*SET PROBLEM*. Output an exact reproduction of the data.

*DATA SHOWN*.

=====

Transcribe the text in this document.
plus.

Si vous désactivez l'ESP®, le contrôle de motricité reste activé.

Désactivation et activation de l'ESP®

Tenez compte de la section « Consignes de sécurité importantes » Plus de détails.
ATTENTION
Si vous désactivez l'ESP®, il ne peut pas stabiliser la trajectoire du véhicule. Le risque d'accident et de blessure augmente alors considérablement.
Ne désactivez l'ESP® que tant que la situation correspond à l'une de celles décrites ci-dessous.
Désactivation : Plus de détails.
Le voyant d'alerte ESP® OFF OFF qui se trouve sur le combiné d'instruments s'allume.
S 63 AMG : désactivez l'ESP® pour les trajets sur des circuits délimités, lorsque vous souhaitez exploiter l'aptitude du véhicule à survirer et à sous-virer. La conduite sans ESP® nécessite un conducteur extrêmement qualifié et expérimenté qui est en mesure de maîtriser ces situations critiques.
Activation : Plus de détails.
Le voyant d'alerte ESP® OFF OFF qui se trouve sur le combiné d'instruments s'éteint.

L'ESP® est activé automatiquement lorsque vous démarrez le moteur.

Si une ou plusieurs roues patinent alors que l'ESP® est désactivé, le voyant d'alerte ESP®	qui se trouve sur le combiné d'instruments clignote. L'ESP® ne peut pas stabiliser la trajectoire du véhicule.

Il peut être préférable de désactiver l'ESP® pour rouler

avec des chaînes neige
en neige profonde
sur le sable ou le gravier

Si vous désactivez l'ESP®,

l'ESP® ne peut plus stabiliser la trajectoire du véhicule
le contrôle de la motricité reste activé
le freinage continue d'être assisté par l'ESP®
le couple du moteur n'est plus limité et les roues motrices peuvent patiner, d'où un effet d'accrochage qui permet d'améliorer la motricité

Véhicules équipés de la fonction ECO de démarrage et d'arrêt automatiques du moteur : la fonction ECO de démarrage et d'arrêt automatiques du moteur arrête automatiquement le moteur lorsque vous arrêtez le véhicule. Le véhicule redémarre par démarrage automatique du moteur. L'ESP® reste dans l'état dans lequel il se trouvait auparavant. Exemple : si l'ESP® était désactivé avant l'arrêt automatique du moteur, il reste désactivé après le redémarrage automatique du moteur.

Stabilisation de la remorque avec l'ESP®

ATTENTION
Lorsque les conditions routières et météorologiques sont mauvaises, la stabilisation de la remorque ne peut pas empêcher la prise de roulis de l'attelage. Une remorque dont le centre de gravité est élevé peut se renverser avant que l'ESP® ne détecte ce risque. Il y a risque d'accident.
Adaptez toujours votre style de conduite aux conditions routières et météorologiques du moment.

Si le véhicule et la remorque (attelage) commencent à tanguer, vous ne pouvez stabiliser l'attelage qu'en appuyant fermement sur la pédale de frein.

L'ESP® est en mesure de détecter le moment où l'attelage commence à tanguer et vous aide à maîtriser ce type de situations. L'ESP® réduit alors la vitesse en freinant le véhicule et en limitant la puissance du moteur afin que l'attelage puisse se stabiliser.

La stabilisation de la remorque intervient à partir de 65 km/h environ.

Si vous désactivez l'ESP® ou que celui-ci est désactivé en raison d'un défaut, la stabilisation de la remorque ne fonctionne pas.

=====

*PROBLEM SOLUTION*.
Transcribe the text in this document.
plus.

Si vous désactivez l'ESP®, le contrôle de motricité reste activé.

Désactivation et activation de l'ESP®

Tenez compte de la section « Consignes de sécurité importantes » Plus de détails.
ATTENTION
Si vous désactivez l'ESP®, il ne peut pas stabiliser la trajectoire du véhicule. Le risque d'accident et de blessure augmente alors considérablement.
Ne désactivez l'ESP® que tant que la situation correspond à l'une de celles décrites ci-dessous.
Désactivation : Plus de détails.
Le voyant d'alerte ESP® OFF OFF qui se trouve sur le combiné d'instruments s'allume.
S 63 AMG : désactivez l'ESP® pour les trajets sur des circuits délimités, lorsque vous souhaitez exploiter l'aptitude du véhicule à survirer et à sous-virer. La conduite sans ESP® nécessite un conducteur extrêmement qualifié et expérimenté qui est en mesure de maîtriser ces situations critiques.
Activation : Plus de détails.
Le voyant d'alerte ESP® OFF OFF qui se trouve sur le combiné d'instruments s'éteint.

L'ESP® est activé automatiquement lorsque vous démarrez le moteur.

Si une ou plusieurs roues patinent alors que l'ESP® est désactivé, le voyant d'alerte ESP®	qui se trouve sur le combiné d'instruments clignote. L'ESP® ne peut pas stabiliser la trajectoire du véhicule.

Il peut être préférable de désactiver l'ESP® pour rouler

avec des chaînes neige
en neige profonde
sur le sable ou le gravier

Si vous désactivez l'ESP®,

l'ESP® ne peut plus stabiliser la trajectoire du véhicule
le contrôle de la motricité reste activé
le freinage continue d'être assisté par l'ESP®
le couple du moteur n'est plus limité et les roues motrices peuvent patiner, d'où un effet d'accrochage qui permet d'améliorer la motricité

Véhicules équipés de la fonction ECO de démarrage et d'arrêt automatiques du moteur : la fonction ECO de démarrage et d'arrêt automatiques du moteur arrête automatiquement le moteur lorsque vous arrêtez le véhicule. Le véhicule redémarre par démarrage automatique du moteur. L'ESP® reste dans l'état dans lequel il se trouvait auparavant. Exemple : si l'ESP® était désactivé avant l'arrêt automatique du moteur, il reste désactivé après le redémarrage automatique du moteur.

Stabilisation de la remorque avec l'ESP®

ATTENTION
Lorsque les conditions routières et météorologiques sont mauvaises, la stabilisation de la remorque ne peut pas empêcher la prise de roulis de l'attelage. Une remorque dont le centre de gravité est élevé peut se renverser avant que l'ESP® ne détecte ce risque. Il y a risque d'accident.
Adaptez toujours votre style de conduite aux conditions routières et météorologiques du moment.

Si le véhicule et la remorque (attelage) commencent à tanguer, vous ne pouvez stabiliser l'attelage qu'en appuyant fermement sur la pédale de frein.

L'ESP® est en mesure de détecter le moment où l'attelage commence à tanguer et vous aide à maîtriser ce type de situations. L'ESP® réduit alors la vitesse en freinant le véhicule et en limitant la puissance du moteur afin que l'attelage puisse se stabiliser.

La stabilisation de la remorque intervient à partir de 65 km/h environ.

Si vous désactivez l'ESP® ou que celui-ci est désactivé en raison d'un défaut, la stabilisation de la remorque ne fonctionne pas.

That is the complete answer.